--- begin ---
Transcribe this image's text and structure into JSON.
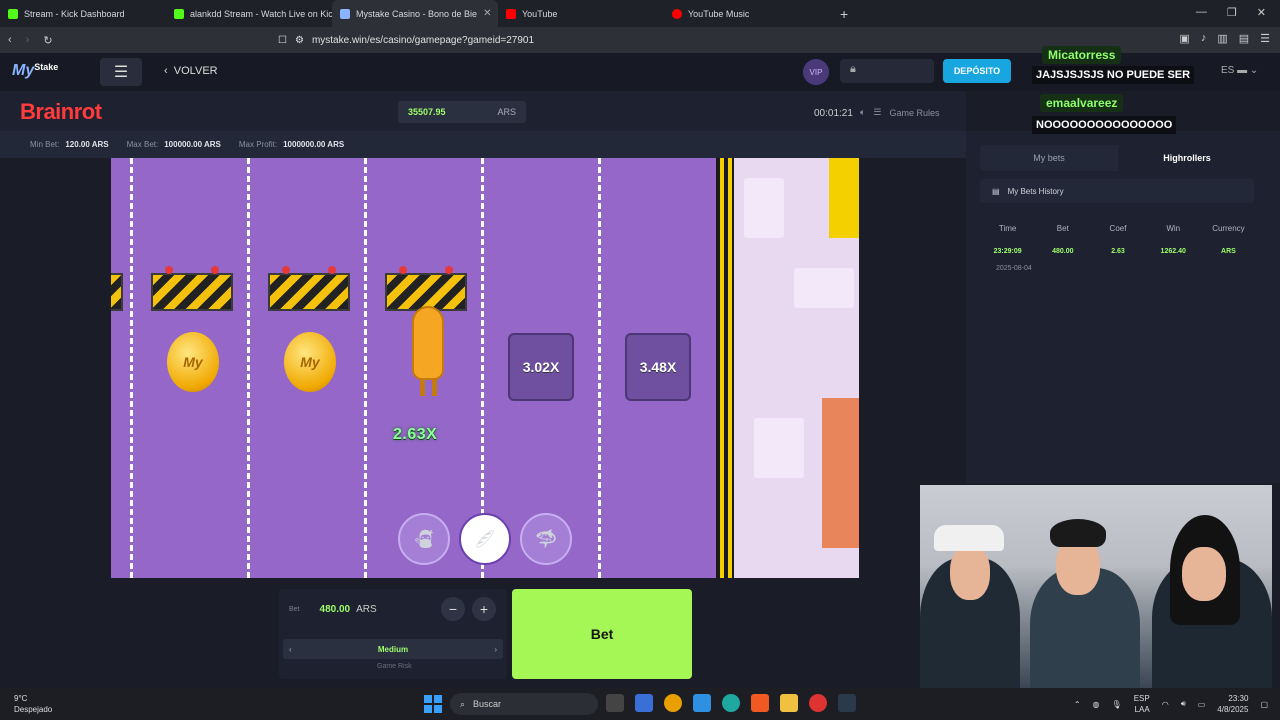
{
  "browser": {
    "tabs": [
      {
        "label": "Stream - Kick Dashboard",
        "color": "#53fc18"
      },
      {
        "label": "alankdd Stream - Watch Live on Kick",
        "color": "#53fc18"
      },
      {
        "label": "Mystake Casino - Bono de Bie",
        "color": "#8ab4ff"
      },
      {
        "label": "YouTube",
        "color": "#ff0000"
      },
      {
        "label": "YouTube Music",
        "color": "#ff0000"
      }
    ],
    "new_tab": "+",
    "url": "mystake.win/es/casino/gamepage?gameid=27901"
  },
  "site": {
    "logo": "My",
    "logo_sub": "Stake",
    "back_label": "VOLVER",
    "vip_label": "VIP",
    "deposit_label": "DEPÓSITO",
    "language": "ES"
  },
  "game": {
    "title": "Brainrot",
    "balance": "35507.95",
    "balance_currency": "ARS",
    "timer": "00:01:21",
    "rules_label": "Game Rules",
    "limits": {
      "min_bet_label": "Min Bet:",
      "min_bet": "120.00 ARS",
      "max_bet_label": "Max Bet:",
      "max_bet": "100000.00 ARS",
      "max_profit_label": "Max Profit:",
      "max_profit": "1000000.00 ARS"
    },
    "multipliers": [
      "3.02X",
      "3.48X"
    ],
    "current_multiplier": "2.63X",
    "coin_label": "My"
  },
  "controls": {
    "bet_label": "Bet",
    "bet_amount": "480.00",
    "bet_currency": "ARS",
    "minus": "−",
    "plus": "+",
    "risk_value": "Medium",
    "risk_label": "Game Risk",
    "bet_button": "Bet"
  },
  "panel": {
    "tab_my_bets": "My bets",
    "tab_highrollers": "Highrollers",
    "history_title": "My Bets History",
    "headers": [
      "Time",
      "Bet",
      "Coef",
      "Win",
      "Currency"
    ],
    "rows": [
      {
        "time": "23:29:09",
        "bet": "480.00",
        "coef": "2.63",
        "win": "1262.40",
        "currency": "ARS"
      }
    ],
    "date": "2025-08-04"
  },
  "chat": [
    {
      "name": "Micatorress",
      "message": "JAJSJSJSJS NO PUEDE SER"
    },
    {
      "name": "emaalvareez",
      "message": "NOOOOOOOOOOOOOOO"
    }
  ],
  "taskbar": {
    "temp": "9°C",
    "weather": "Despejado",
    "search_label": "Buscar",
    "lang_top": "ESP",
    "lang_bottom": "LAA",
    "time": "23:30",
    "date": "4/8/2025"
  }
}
--- end ---
--- begin ---
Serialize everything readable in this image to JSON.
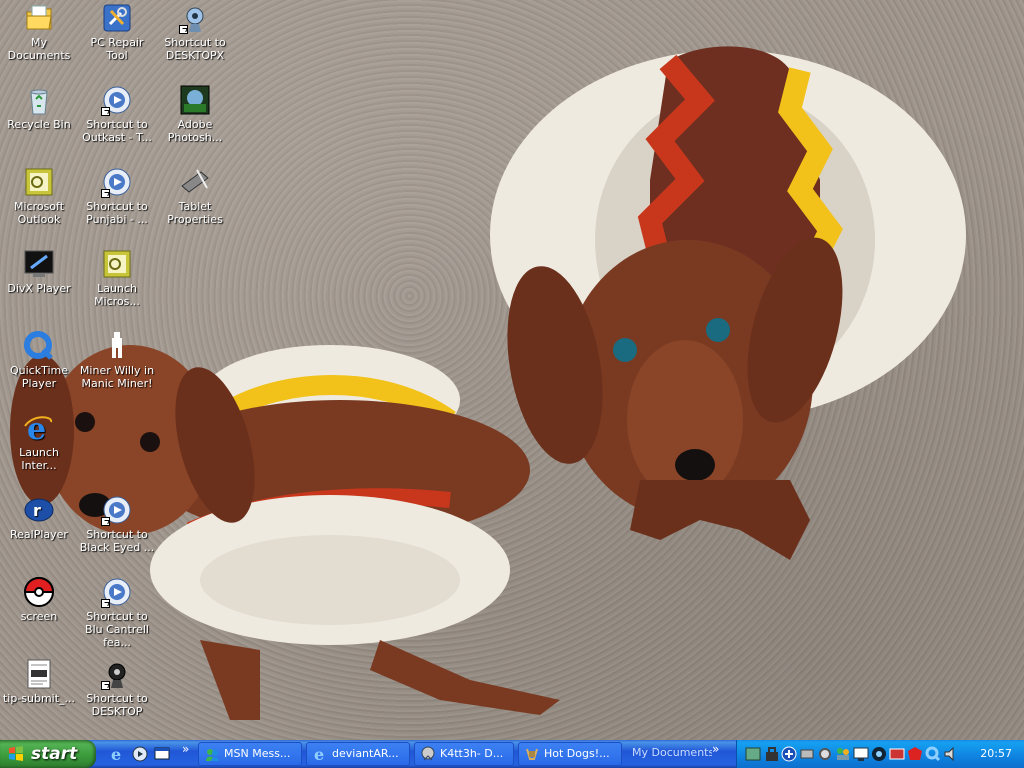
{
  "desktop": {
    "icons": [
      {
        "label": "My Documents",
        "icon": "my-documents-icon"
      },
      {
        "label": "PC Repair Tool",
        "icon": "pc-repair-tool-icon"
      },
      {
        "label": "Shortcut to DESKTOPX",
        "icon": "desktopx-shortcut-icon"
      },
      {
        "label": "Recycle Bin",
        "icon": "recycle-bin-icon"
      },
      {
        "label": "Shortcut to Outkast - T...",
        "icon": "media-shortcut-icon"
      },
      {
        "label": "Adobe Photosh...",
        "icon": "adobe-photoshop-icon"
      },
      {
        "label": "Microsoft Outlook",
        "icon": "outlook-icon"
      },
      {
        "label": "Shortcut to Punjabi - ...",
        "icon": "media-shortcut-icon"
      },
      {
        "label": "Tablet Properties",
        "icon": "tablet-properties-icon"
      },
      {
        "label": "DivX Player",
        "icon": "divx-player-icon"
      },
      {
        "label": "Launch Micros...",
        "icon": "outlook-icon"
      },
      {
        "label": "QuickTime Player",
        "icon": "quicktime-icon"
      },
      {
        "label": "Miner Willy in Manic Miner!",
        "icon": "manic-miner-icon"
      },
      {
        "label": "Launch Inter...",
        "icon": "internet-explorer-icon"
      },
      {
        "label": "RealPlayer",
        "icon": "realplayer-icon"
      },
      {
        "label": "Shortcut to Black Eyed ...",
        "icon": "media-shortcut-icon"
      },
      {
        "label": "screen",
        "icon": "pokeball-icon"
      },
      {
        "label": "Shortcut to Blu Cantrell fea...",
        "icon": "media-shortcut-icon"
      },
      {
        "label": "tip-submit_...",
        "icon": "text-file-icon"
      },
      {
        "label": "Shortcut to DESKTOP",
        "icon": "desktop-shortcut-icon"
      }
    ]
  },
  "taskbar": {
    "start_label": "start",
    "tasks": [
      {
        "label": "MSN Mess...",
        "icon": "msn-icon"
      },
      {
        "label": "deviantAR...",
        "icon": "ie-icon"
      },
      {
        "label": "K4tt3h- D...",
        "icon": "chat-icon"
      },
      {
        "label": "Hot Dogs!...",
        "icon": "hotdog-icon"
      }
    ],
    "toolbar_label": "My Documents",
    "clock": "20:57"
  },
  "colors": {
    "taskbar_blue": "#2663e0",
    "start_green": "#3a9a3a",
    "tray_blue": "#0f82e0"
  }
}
--- end ---
--- begin ---
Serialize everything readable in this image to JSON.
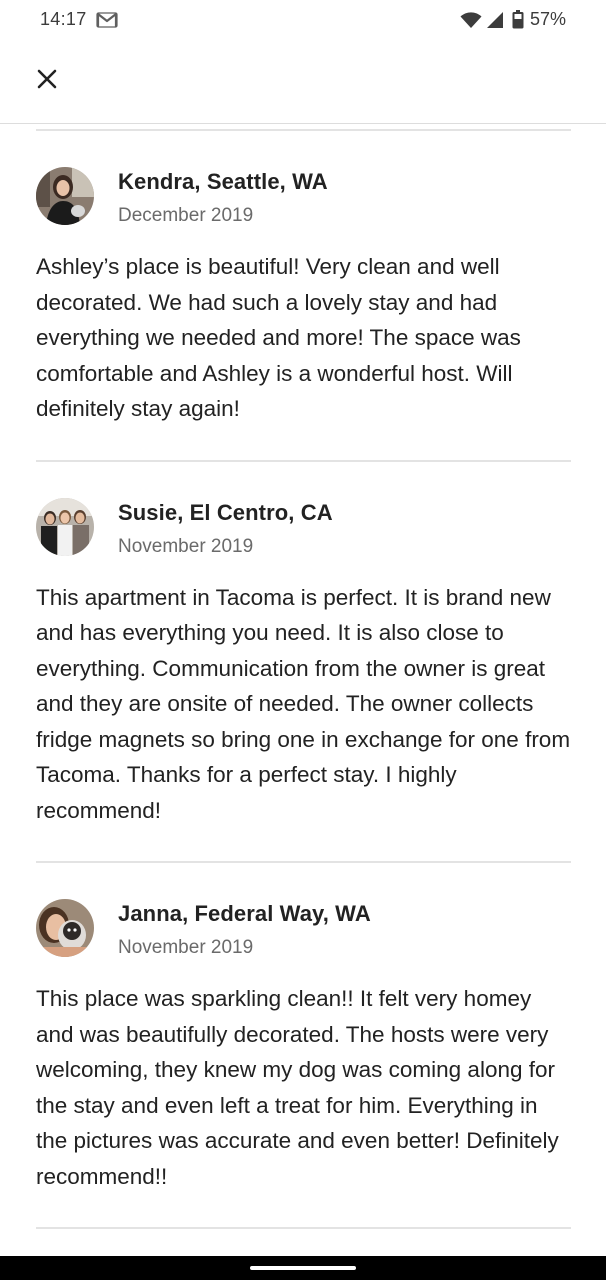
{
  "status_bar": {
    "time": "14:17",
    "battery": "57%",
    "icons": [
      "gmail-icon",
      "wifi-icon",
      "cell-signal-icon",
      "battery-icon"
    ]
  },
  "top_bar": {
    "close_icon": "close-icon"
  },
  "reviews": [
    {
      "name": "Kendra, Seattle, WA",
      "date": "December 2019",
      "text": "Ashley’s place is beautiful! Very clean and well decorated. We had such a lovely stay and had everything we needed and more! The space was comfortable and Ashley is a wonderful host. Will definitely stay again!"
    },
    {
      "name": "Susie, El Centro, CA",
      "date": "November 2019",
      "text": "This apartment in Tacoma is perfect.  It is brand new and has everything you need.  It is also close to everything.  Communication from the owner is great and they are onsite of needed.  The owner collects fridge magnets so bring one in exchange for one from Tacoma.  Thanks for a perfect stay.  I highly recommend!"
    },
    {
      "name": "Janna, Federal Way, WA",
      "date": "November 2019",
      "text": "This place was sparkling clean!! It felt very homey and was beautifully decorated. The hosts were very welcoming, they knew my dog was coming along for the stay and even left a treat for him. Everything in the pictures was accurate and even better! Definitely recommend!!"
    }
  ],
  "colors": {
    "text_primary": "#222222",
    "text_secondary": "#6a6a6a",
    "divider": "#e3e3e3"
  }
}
--- end ---
Your goal:
Write out every line of the entries that holds the word "message".

Solution for this exercise:
      "message": "JAJSJSJSJS NO PUEDE SER"
      "message": "NOOOOOOOOOOOOOOO"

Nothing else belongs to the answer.